* [Request]: Show every line containing "Audio" by copying it.

## start Listed records

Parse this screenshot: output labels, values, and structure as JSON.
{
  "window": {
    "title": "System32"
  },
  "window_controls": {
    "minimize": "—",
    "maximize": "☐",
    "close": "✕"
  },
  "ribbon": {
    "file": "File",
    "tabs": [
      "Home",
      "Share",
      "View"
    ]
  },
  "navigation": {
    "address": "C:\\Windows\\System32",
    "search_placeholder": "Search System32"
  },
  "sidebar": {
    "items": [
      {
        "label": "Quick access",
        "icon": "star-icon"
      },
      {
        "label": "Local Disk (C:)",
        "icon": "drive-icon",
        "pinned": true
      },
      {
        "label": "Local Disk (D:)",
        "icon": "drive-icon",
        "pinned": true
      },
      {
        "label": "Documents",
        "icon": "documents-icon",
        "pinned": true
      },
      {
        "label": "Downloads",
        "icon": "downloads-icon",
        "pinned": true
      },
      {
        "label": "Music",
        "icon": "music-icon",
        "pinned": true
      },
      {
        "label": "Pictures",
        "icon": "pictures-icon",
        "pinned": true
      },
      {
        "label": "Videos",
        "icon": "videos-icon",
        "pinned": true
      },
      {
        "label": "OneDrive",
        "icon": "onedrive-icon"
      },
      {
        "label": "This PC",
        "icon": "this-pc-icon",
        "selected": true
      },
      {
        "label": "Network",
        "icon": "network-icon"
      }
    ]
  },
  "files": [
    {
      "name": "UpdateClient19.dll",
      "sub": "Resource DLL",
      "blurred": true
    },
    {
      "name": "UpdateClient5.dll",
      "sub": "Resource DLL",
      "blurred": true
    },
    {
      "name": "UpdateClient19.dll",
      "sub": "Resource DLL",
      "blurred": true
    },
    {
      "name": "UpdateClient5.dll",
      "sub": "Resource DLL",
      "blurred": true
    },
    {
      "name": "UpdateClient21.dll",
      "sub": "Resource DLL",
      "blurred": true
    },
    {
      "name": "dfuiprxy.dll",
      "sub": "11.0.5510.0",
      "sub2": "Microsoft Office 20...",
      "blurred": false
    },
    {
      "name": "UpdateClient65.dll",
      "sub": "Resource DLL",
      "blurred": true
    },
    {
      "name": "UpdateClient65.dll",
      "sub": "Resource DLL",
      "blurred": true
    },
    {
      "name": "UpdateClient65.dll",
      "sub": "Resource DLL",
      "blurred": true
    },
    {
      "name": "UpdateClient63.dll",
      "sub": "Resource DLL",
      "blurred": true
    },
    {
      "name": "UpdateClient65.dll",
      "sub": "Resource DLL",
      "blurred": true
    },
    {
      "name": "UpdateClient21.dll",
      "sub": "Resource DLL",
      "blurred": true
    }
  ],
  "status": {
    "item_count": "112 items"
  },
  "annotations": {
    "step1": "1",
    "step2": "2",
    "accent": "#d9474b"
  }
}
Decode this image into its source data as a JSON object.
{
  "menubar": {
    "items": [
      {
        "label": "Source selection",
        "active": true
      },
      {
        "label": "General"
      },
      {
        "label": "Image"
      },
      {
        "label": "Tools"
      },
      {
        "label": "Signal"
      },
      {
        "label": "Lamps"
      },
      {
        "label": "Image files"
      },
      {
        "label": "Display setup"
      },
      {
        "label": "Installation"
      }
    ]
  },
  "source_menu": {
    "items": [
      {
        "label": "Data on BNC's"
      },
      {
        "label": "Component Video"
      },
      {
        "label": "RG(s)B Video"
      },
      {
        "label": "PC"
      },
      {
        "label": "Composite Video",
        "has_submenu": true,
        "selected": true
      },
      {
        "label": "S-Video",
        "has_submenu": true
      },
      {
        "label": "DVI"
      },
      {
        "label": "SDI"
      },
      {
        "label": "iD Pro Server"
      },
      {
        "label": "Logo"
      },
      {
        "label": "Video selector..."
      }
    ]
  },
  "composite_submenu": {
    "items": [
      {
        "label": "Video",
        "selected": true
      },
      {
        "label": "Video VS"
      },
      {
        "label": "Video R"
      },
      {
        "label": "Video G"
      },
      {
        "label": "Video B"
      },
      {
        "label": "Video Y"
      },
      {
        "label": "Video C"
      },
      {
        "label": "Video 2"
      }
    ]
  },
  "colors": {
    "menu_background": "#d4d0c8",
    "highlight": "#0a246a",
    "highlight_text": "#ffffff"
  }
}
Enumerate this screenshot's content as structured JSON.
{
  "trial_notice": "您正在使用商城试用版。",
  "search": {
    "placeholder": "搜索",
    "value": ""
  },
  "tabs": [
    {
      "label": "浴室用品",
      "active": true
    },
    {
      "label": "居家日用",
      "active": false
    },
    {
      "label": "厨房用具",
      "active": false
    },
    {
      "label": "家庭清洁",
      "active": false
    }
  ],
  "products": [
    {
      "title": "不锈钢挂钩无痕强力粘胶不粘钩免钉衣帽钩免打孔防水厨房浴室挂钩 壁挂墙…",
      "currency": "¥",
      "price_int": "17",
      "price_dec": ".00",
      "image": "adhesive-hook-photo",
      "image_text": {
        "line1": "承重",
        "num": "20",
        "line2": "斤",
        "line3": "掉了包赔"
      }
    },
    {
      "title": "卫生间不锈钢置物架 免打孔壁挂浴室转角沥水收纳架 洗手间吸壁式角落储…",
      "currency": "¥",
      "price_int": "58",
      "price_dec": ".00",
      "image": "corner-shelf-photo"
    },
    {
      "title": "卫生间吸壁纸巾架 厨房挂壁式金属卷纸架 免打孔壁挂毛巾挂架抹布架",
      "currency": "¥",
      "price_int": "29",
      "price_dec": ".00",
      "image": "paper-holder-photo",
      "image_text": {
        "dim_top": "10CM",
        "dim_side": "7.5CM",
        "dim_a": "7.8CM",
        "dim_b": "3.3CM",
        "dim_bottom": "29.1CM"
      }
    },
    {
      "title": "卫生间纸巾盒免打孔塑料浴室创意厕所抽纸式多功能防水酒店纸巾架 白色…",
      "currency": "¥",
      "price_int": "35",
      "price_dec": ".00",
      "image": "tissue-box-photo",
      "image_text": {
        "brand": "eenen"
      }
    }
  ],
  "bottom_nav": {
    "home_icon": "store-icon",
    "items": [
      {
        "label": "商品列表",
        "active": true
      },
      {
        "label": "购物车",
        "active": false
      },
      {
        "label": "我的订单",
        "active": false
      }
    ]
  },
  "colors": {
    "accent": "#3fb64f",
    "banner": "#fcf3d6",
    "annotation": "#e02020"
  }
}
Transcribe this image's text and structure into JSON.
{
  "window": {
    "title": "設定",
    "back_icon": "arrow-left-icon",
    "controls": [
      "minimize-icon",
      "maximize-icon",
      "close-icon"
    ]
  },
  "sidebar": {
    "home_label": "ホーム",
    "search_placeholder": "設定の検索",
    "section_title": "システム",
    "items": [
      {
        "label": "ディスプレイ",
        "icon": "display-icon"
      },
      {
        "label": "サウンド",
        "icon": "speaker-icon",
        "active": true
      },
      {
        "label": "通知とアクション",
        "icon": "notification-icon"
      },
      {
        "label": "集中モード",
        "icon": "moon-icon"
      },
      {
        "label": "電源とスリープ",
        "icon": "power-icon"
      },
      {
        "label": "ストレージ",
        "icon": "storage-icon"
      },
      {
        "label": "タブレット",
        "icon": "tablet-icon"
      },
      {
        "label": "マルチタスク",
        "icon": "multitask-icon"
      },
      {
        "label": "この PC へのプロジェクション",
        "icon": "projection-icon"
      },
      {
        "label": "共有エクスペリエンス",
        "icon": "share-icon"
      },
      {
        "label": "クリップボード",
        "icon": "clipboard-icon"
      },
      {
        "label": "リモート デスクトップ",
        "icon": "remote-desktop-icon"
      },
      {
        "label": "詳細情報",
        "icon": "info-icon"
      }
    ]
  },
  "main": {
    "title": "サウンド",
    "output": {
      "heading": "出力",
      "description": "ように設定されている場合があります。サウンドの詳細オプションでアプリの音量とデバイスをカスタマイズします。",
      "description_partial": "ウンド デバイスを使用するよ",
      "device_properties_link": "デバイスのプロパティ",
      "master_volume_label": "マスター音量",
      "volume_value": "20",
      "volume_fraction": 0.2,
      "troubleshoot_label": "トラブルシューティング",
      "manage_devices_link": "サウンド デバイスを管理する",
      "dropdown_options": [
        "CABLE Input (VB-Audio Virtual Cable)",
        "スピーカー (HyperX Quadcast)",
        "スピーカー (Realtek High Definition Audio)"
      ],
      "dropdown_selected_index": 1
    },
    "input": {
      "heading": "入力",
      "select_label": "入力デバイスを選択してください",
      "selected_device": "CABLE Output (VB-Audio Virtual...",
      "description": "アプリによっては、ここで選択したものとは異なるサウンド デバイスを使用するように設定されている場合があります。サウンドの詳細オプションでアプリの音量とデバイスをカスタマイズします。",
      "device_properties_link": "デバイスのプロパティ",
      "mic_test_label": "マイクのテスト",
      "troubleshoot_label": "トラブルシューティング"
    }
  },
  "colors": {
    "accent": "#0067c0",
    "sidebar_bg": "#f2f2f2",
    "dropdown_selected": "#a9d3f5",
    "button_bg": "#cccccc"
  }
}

## end Listed records

* [Response]:
        "CABLE Input (VB-Audio Virtual Cable)",
        "スピーカー (Realtek High Definition Audio)"
      "selected_device": "CABLE Output (VB-Audio Virtual...",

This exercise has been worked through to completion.